Stated task: Retype the items that run from the line containing "Give bounding boxes" through the line containing "footer-rule bbox=[88, 1617, 1208, 1619]", including both of those lines, with no changes.

Task input:
☆ ☆ ☆ ☆ ☆

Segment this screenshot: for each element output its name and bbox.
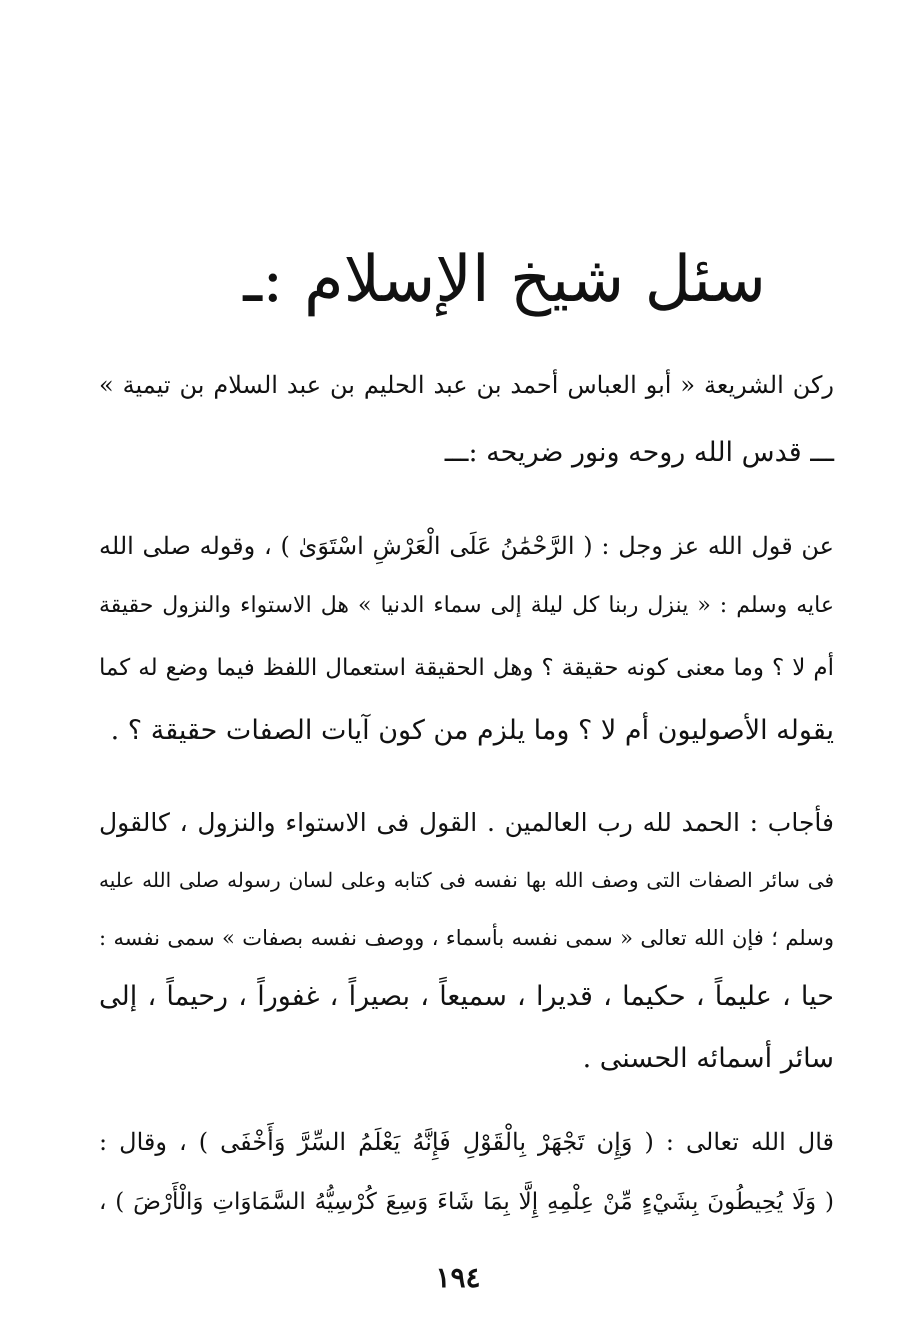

☆ ☆ ☆ ☆ ☆

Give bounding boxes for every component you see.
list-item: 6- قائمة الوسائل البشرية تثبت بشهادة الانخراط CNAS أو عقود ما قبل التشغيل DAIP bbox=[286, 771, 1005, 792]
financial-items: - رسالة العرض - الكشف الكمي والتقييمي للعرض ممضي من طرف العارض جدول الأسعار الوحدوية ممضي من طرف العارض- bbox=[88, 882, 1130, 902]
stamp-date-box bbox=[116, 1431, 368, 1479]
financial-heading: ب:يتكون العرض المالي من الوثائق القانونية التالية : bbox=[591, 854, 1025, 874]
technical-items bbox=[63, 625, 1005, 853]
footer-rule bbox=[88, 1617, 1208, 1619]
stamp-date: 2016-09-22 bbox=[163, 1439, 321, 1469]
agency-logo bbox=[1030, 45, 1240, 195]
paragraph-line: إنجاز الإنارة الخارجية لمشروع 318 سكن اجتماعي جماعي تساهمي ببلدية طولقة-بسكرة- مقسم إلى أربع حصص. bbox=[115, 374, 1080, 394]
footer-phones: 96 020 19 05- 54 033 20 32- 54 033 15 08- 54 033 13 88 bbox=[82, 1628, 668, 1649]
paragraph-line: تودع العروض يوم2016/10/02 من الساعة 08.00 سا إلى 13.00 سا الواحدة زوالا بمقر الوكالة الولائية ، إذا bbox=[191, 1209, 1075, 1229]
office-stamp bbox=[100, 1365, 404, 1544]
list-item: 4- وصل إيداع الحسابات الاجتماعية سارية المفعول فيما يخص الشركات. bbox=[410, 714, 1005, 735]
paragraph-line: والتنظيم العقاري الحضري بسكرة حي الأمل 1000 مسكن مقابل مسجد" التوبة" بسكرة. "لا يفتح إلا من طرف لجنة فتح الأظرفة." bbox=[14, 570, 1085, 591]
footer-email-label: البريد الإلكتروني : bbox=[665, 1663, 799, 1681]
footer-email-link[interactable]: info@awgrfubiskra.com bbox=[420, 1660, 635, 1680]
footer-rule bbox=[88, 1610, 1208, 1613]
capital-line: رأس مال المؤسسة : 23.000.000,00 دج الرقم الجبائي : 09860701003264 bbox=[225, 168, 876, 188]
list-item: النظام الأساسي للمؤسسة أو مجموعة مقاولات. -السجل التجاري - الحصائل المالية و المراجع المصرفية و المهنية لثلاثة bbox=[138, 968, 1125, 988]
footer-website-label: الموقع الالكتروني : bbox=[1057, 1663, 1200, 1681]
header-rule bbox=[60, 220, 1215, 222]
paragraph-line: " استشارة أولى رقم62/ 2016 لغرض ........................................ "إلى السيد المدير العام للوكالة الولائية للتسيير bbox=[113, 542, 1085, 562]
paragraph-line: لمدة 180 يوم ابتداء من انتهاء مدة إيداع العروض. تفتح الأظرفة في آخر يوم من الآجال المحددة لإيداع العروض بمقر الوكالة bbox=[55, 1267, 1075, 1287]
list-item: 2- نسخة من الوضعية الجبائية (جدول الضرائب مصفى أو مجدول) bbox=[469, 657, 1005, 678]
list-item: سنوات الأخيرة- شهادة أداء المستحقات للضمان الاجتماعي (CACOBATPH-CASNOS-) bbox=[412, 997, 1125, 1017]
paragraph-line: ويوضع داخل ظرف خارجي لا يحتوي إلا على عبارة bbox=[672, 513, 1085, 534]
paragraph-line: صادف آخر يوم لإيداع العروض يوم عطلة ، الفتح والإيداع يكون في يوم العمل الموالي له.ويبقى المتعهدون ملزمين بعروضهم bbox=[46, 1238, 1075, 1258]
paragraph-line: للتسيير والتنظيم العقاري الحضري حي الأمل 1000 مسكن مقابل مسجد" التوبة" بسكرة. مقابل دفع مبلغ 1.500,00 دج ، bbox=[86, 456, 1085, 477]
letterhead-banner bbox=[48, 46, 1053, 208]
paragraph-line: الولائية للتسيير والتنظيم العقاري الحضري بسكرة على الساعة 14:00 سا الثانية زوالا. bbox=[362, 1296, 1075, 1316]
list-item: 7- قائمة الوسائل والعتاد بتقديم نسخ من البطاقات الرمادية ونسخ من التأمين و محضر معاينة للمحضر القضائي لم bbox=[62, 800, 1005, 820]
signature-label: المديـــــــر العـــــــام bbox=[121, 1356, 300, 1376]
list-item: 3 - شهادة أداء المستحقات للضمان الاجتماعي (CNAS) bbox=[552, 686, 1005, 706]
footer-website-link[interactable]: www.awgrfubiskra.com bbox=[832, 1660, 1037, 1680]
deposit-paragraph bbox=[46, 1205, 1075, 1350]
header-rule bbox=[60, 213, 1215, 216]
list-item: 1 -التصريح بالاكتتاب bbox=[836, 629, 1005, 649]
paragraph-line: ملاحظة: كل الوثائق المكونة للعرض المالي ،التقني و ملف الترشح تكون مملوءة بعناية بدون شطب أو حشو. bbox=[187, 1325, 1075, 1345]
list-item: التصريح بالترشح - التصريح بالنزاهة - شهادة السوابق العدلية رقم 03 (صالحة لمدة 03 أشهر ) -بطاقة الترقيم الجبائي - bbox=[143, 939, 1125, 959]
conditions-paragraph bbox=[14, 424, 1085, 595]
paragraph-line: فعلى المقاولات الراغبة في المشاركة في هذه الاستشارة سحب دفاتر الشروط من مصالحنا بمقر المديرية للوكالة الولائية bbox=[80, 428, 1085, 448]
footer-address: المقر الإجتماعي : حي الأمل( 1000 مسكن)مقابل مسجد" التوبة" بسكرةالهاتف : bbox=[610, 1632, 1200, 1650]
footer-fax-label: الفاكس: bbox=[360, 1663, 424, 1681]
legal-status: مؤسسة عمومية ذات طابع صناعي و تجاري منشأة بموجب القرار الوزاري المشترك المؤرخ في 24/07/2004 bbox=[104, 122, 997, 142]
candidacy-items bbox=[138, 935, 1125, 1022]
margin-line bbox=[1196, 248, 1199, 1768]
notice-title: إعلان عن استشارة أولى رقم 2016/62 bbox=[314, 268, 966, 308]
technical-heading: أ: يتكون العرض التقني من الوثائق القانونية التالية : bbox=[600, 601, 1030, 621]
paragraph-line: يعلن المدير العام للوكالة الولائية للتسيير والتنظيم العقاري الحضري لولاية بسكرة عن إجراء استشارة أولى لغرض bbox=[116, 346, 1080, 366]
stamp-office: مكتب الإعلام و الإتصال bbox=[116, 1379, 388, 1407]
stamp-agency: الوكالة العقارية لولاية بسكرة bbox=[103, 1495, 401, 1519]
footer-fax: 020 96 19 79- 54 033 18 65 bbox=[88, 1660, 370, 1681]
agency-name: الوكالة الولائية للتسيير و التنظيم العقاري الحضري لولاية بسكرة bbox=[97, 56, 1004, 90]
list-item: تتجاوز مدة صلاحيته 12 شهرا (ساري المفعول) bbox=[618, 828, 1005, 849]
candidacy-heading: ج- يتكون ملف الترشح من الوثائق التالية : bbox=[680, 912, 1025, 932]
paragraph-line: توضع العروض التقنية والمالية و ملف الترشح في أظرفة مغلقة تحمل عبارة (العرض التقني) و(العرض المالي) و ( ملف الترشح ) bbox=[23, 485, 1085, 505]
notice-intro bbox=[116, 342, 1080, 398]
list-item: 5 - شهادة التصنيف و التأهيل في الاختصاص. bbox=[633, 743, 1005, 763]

☆ ☆ ☆ ☆ ☆

Output of the exercise:
Give bounding boxes for every component you see.
list-item: 6- قائمة الوسائل البشرية تثبت بشهادة الانخراط CNAS أو عقود ما قبل التشغيل DAIP bbox=[286, 771, 1005, 792]
financial-items: - رسالة العرض - الكشف الكمي والتقييمي للعرض ممضي من طرف العارض جدول الأسعار الوحدوية ممضي من طرف العارض- bbox=[88, 882, 1130, 902]
stamp-date-box bbox=[116, 1431, 368, 1479]
financial-heading: ب:يتكون العرض المالي من الوثائق القانونية التالية : bbox=[591, 854, 1025, 874]
technical-items bbox=[63, 625, 1005, 853]
footer-rule bbox=[88, 1617, 1208, 1619]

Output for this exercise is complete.